# GIVEN EXERCISE
Leave out the pictures and copy the remaining records exactly.

# INPUT MATERIAL
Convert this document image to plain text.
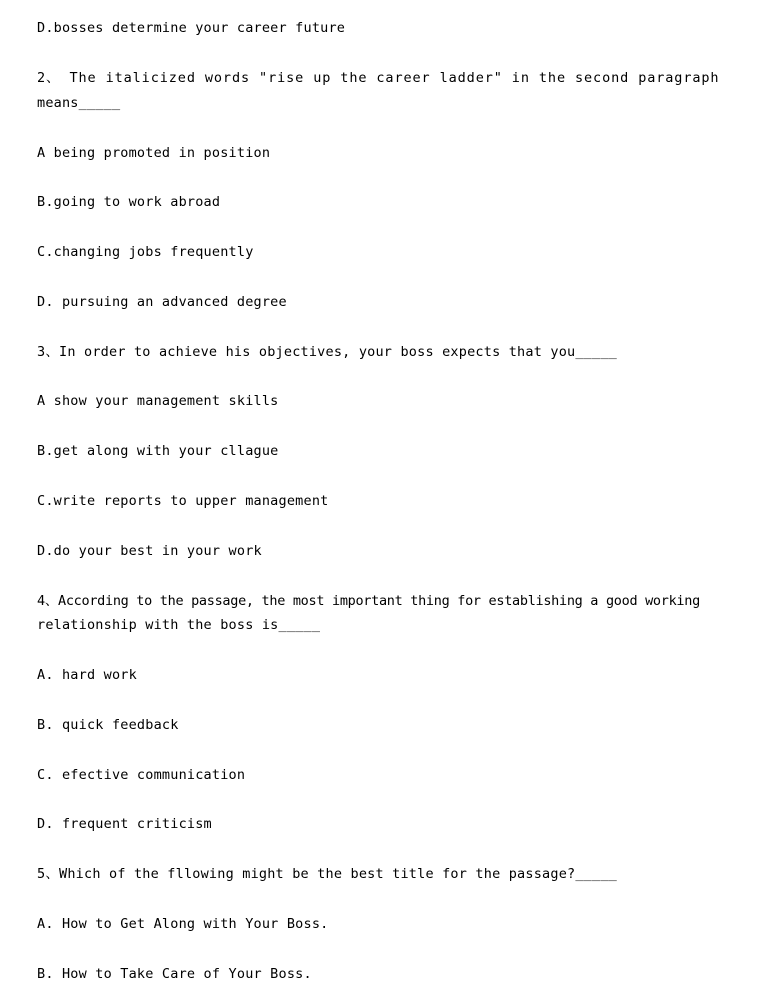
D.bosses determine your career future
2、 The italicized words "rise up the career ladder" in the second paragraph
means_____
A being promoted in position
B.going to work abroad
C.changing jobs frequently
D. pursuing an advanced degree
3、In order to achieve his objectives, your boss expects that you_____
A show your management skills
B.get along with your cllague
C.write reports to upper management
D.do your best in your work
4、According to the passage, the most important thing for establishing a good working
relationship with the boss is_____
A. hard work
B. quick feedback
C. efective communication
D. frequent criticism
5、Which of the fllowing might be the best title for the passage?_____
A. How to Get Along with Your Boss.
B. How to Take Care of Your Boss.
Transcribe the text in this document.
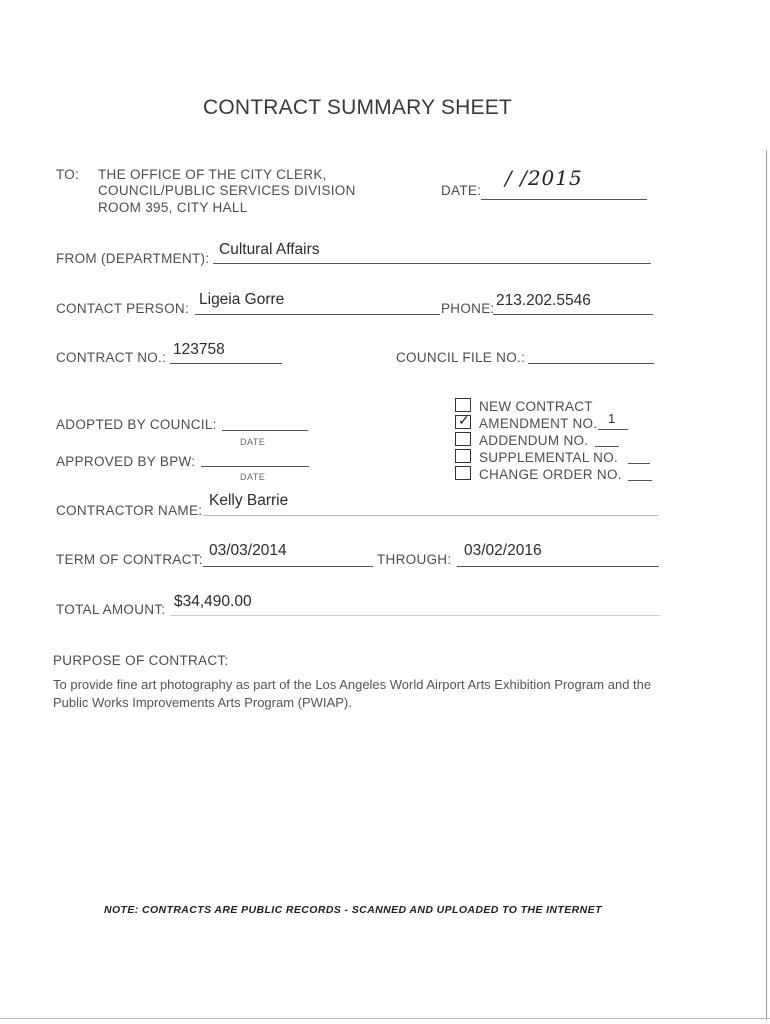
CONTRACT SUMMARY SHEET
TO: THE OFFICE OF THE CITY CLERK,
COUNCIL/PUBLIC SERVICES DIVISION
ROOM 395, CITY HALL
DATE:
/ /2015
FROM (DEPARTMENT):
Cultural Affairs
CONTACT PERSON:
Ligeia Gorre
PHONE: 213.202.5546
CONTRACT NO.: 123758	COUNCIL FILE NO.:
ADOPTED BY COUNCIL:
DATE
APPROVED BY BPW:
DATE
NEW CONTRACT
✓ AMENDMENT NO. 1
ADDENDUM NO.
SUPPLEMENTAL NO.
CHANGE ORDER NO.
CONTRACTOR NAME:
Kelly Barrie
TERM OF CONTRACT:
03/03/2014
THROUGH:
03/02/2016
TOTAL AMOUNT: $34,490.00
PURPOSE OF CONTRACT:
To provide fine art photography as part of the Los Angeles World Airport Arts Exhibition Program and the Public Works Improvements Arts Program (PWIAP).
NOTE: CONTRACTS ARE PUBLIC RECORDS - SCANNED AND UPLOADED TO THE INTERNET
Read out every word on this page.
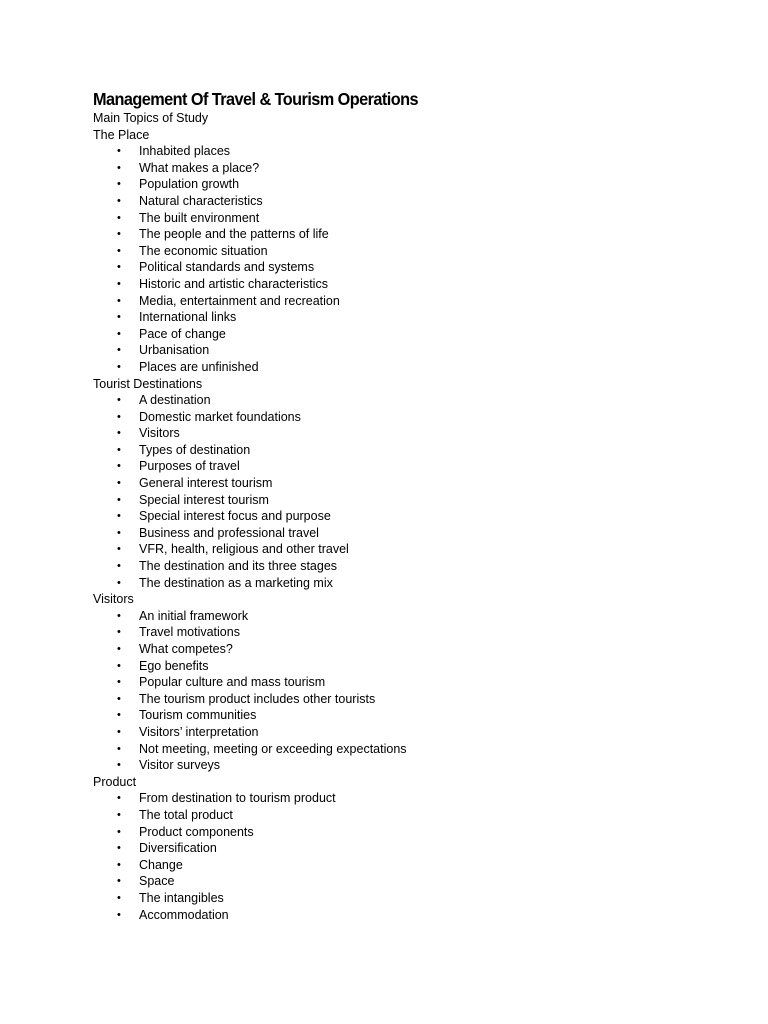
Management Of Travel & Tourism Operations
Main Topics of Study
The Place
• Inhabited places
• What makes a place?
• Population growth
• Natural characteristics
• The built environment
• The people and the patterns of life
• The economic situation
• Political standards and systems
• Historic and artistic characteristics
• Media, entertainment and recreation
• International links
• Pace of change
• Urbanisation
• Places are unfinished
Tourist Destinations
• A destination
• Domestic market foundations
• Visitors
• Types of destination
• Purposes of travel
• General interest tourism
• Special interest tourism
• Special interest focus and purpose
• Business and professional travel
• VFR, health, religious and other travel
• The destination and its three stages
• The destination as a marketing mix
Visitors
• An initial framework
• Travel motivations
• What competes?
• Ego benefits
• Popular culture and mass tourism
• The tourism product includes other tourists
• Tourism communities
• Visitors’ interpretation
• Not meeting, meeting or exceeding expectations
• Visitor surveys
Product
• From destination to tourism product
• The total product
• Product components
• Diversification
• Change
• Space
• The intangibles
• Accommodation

# THE REPLY
Convert this document image to plain text.
D.bosses determine your career future
2、 The italicized words "rise up the career ladder" in the second paragraph
means_____
A being promoted in position
B.going to work abroad
C.changing jobs frequently
D. pursuing an advanced degree
3、In order to achieve his objectives, your boss expects that you_____
A show your management skills
B.get along with your cllague
C.write reports to upper management
D.do your best in your work
4、According to the passage, the most important thing for establishing a good working
relationship with the boss is_____
A. hard work
B. quick feedback
C. efective communication
D. frequent criticism
5、Which of the fllowing might be the best title for the passage?_____
A. How to Get Along with Your Boss.
B. How to Take Care of Your Boss.
Transcribe the text in this document.
CONTRACT SUMMARY SHEET
TO: THE OFFICE OF THE CITY CLERK,
COUNCIL/PUBLIC SERVICES DIVISION
ROOM 395, CITY HALL
DATE:
/ /2015
FROM (DEPARTMENT):
Cultural Affairs
CONTACT PERSON:
Ligeia Gorre
PHONE: 213.202.5546
CONTRACT NO.: 123758	COUNCIL FILE NO.:
ADOPTED BY COUNCIL:
DATE
APPROVED BY BPW:
DATE
NEW CONTRACT
✓ AMENDMENT NO. 1
ADDENDUM NO.
SUPPLEMENTAL NO.
CHANGE ORDER NO.
CONTRACTOR NAME:
Kelly Barrie
TERM OF CONTRACT:
03/03/2014
THROUGH:
03/02/2016
TOTAL AMOUNT: $34,490.00
PURPOSE OF CONTRACT:
To provide fine art photography as part of the Los Angeles World Airport Arts Exhibition Program and the Public Works Improvements Arts Program (PWIAP).
NOTE: CONTRACTS ARE PUBLIC RECORDS - SCANNED AND UPLOADED TO THE INTERNET
Read out every word on this page.
Management Of Travel & Tourism Operations
Main Topics of Study
The Place
• Inhabited places
• What makes a place?
• Population growth
• Natural characteristics
• The built environment
• The people and the patterns of life
• The economic situation
• Political standards and systems
• Historic and artistic characteristics
• Media, entertainment and recreation
• International links
• Pace of change
• Urbanisation
• Places are unfinished
Tourist Destinations
• A destination
• Domestic market foundations
• Visitors
• Types of destination
• Purposes of travel
• General interest tourism
• Special interest tourism
• Special interest focus and purpose
• Business and professional travel
• VFR, health, religious and other travel
• The destination and its three stages
• The destination as a marketing mix
Visitors
• An initial framework
• Travel motivations
• What competes?
• Ego benefits
• Popular culture and mass tourism
• The tourism product includes other tourists
• Tourism communities
• Visitors’ interpretation
• Not meeting, meeting or exceeding expectations
• Visitor surveys
Product
• From destination to tourism product
• The total product
• Product components
• Diversification
• Change
• Space
• The intangibles
• Accommodation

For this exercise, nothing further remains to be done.